PROBLEM TO SOLVE: In your copy, repeat the records exactly and leave out the pictures.

SUPPLIED RECORDS:
(begin)
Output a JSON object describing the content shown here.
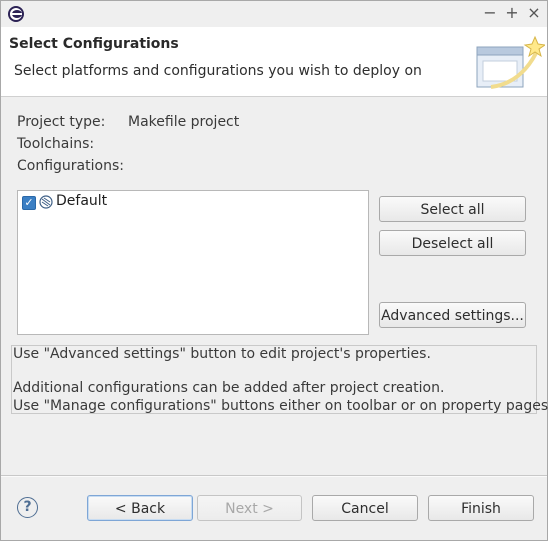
{
  "window": {
    "controls": {
      "minimize": "−",
      "maximize": "+",
      "close": "×"
    }
  },
  "header": {
    "title": "Select Configurations",
    "description": "Select platforms and configurations you wish to deploy on"
  },
  "fields": {
    "project_type_label": "Project type:",
    "project_type_value": "Makefile project",
    "toolchains_label": "Toolchains:",
    "configurations_label": "Configurations:"
  },
  "configurations": [
    {
      "label": "Default",
      "checked": true
    }
  ],
  "side_buttons": {
    "select_all": "Select all",
    "deselect_all": "Deselect all",
    "advanced": "Advanced settings..."
  },
  "info": {
    "line1": "Use \"Advanced settings\" button to edit project's properties.",
    "line2": "Additional configurations can be added after project creation.",
    "line3": "Use \"Manage configurations\" buttons either on toolbar or on property pages."
  },
  "footer": {
    "help_glyph": "?",
    "back": "< Back",
    "next": "Next >",
    "cancel": "Cancel",
    "finish": "Finish"
  },
  "icons": {
    "app": "eclipse-icon",
    "wizard": "wizard-banner-icon",
    "config": "configuration-icon",
    "help": "help-icon"
  },
  "colors": {
    "checkbox": "#3b7fc4",
    "default_button_border": "#7ea6d6"
  }
}
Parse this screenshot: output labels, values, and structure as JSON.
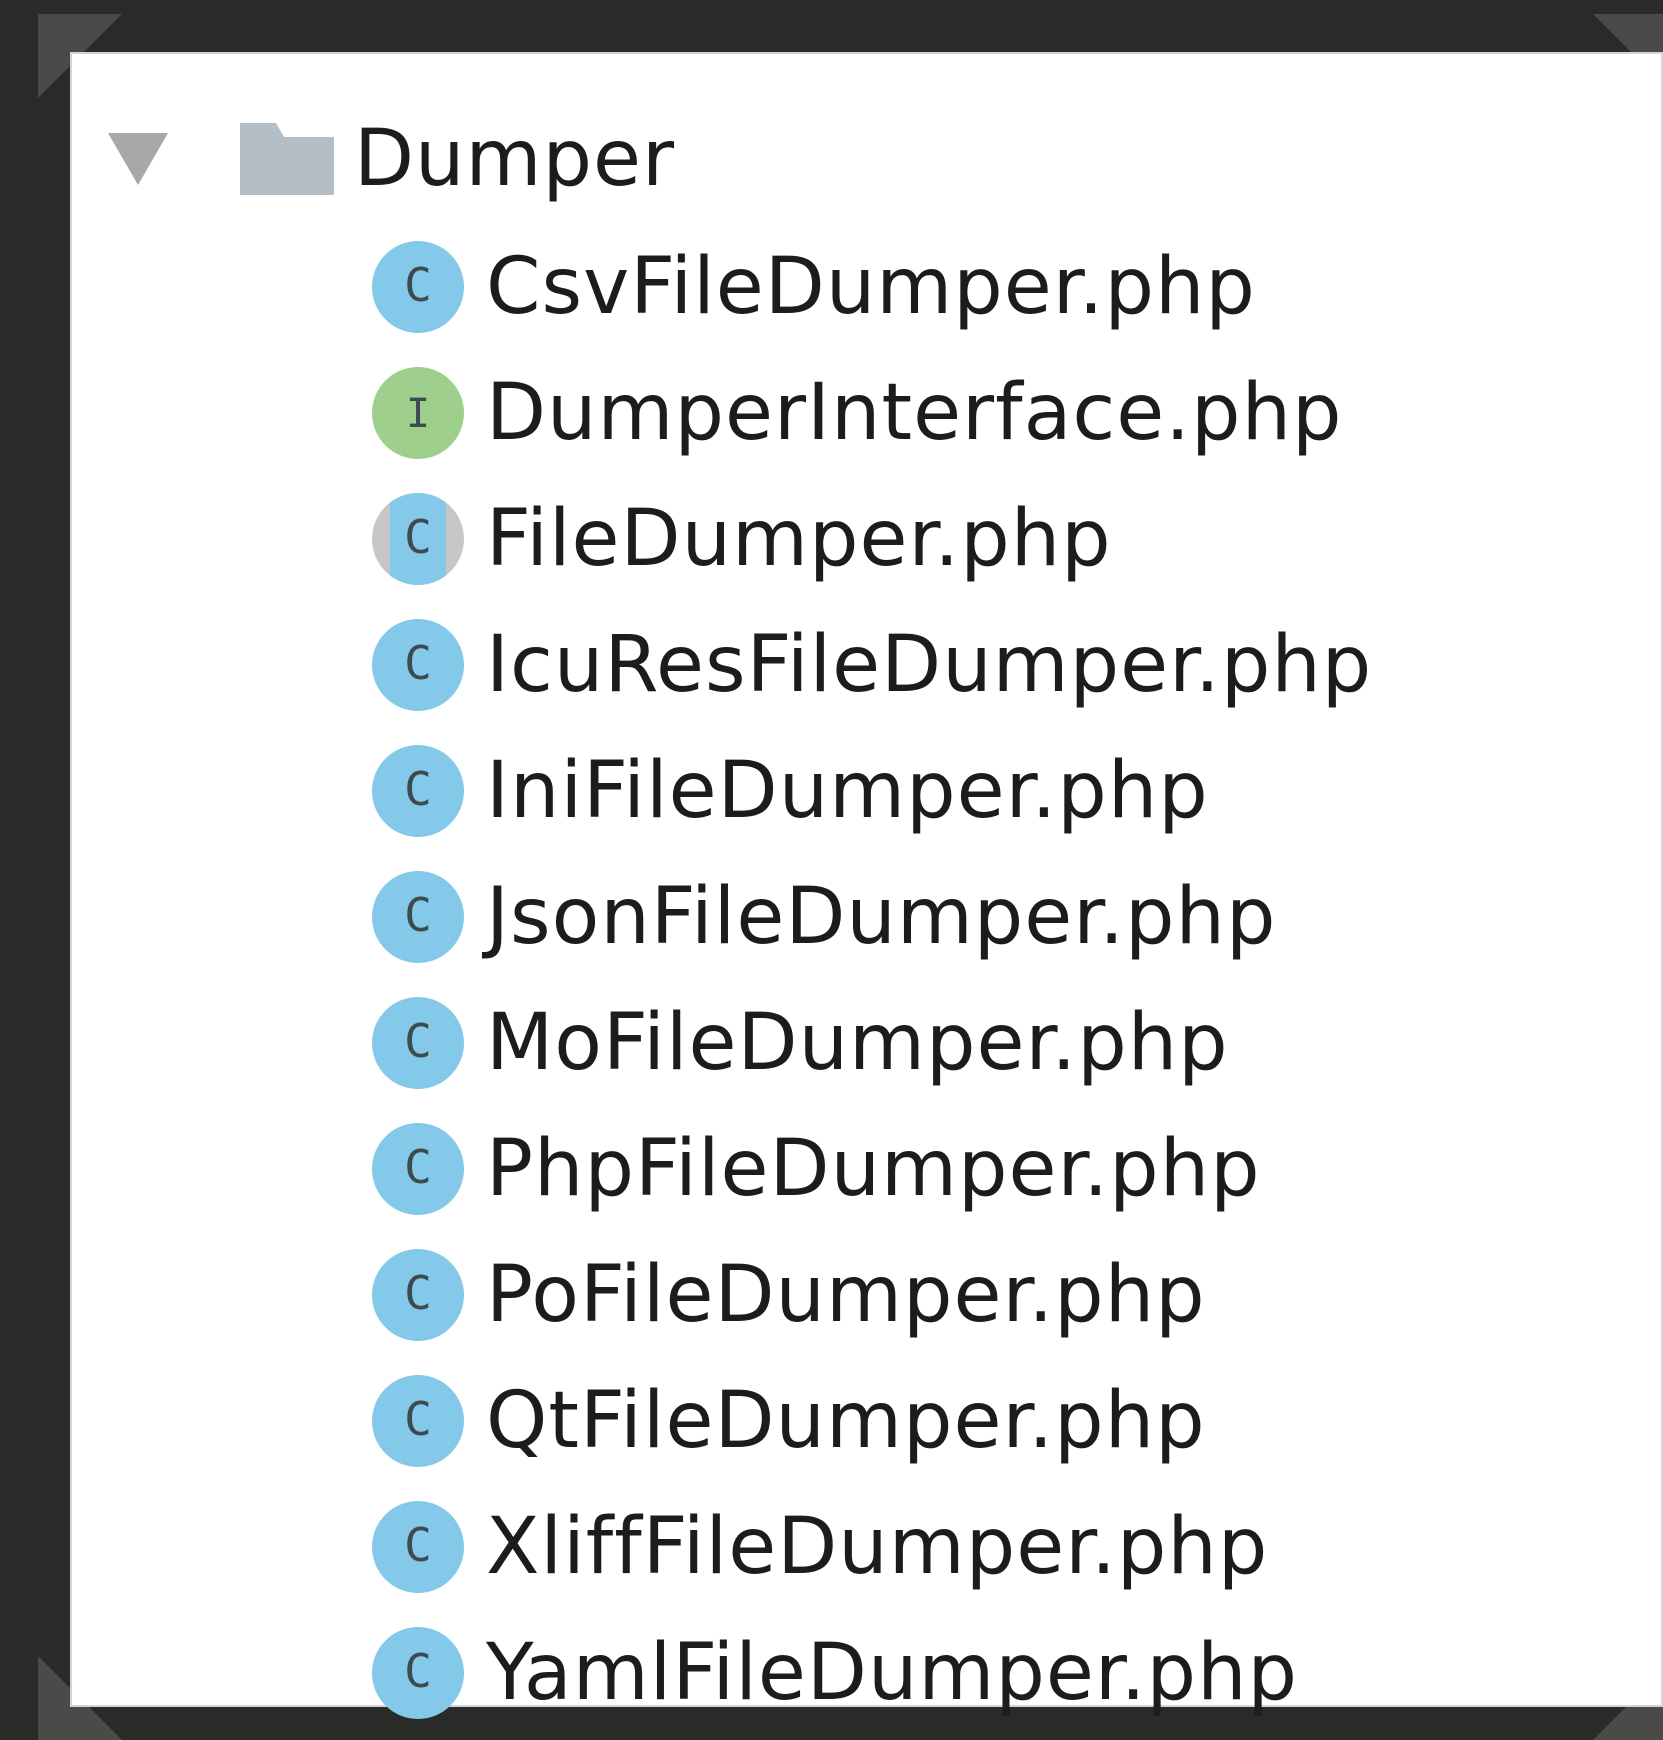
(end)
IN RESPONSE:
Output a JSON object describing the content shown here.
{
  "window": {
    "controls": {
      "minimize": "−",
      "maximize": "+",
      "close": "×"
    }
  },
  "header": {
    "title": "Select Configurations",
    "description": "Select platforms and configurations you wish to deploy on"
  },
  "fields": {
    "project_type_label": "Project type:",
    "project_type_value": "Makefile project",
    "toolchains_label": "Toolchains:",
    "configurations_label": "Configurations:"
  },
  "configurations": [
    {
      "label": "Default",
      "checked": true
    }
  ],
  "side_buttons": {
    "select_all": "Select all",
    "deselect_all": "Deselect all",
    "advanced": "Advanced settings..."
  },
  "info": {
    "line1": "Use \"Advanced settings\" button to edit project's properties.",
    "line2": "Additional configurations can be added after project creation.",
    "line3": "Use \"Manage configurations\" buttons either on toolbar or on property pages."
  },
  "footer": {
    "help_glyph": "?",
    "back": "< Back",
    "next": "Next >",
    "cancel": "Cancel",
    "finish": "Finish"
  },
  "icons": {
    "app": "eclipse-icon",
    "wizard": "wizard-banner-icon",
    "config": "configuration-icon",
    "help": "help-icon"
  },
  "colors": {
    "checkbox": "#3b7fc4",
    "default_button_border": "#7ea6d6"
  }
}
Parse this screenshot: output labels, values, and structure as JSON.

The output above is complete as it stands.